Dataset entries
========================
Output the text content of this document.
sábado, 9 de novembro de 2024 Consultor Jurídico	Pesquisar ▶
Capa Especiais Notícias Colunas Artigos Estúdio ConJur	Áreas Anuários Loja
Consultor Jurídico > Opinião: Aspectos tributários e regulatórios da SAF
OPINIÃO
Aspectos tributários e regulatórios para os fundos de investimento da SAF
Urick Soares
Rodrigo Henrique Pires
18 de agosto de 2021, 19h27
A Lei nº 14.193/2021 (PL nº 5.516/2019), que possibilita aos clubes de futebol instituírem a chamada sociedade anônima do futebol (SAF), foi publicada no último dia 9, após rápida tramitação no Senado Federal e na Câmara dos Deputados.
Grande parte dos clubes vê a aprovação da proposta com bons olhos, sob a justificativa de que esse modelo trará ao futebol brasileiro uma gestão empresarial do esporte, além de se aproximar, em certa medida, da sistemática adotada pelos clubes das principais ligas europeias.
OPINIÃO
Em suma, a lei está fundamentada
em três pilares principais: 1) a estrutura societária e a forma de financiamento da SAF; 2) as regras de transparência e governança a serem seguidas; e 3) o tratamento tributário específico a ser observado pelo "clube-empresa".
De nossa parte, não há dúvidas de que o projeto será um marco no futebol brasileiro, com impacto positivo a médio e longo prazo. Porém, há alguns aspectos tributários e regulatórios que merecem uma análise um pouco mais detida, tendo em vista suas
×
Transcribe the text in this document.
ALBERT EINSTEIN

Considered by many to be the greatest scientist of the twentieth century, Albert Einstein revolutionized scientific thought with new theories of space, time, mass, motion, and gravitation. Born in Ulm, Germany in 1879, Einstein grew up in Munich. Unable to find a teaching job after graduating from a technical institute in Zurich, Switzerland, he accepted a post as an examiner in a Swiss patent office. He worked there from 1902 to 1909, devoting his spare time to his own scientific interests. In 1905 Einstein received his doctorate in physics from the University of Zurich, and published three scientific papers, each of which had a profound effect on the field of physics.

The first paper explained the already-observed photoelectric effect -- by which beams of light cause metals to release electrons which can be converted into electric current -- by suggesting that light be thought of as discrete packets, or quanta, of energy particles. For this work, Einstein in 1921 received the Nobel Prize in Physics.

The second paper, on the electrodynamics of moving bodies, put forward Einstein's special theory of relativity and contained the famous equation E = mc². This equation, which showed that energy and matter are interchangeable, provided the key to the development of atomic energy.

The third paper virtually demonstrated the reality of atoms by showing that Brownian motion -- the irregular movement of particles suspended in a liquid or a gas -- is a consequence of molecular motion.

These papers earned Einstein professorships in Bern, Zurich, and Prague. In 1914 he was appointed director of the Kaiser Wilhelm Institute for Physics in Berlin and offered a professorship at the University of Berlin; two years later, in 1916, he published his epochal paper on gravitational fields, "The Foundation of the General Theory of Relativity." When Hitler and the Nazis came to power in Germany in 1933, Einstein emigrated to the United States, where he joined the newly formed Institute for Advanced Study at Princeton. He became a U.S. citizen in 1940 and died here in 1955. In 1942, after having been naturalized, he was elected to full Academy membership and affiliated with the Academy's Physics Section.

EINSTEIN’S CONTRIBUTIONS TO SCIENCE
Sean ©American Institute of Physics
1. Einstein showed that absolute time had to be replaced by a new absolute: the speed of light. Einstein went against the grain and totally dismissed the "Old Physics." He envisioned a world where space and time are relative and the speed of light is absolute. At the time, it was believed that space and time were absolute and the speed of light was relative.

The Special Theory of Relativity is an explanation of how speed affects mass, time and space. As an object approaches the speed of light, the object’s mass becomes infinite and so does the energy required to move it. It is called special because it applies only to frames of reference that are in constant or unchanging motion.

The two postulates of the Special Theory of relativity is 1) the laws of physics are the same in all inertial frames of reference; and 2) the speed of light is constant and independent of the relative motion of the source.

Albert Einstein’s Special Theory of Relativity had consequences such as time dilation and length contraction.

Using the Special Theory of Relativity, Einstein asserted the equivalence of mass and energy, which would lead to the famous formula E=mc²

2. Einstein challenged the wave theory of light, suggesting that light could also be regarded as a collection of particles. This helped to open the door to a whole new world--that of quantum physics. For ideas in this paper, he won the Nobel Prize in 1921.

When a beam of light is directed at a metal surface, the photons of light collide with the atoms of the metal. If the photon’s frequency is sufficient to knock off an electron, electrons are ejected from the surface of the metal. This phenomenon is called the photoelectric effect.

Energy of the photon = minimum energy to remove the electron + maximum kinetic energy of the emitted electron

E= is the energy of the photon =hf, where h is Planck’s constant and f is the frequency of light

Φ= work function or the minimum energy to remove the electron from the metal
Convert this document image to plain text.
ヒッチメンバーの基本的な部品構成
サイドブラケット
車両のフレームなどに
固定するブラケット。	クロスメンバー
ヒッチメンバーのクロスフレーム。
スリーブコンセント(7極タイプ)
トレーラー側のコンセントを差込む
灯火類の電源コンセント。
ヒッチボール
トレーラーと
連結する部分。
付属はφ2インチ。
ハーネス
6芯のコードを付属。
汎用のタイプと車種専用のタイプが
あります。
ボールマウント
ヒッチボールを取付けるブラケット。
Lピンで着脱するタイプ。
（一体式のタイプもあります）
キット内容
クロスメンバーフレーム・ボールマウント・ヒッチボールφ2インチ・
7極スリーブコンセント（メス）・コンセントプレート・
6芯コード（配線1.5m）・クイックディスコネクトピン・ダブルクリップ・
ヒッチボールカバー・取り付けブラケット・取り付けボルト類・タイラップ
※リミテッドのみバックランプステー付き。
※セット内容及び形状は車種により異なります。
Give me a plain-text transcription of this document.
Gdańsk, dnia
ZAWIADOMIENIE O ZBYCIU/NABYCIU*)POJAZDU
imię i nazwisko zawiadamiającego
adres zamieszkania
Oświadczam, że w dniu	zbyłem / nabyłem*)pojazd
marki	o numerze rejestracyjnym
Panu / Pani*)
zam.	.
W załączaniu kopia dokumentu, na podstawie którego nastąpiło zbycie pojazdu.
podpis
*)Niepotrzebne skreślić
========================
** PROMPT **
Using the listing above, show each line holding the string "document".

** TASK RESPONSE **
Output the text content of this document.
Transcribe the text in this document.
Convert this document image to plain text.
Give me a plain-text transcription of this document.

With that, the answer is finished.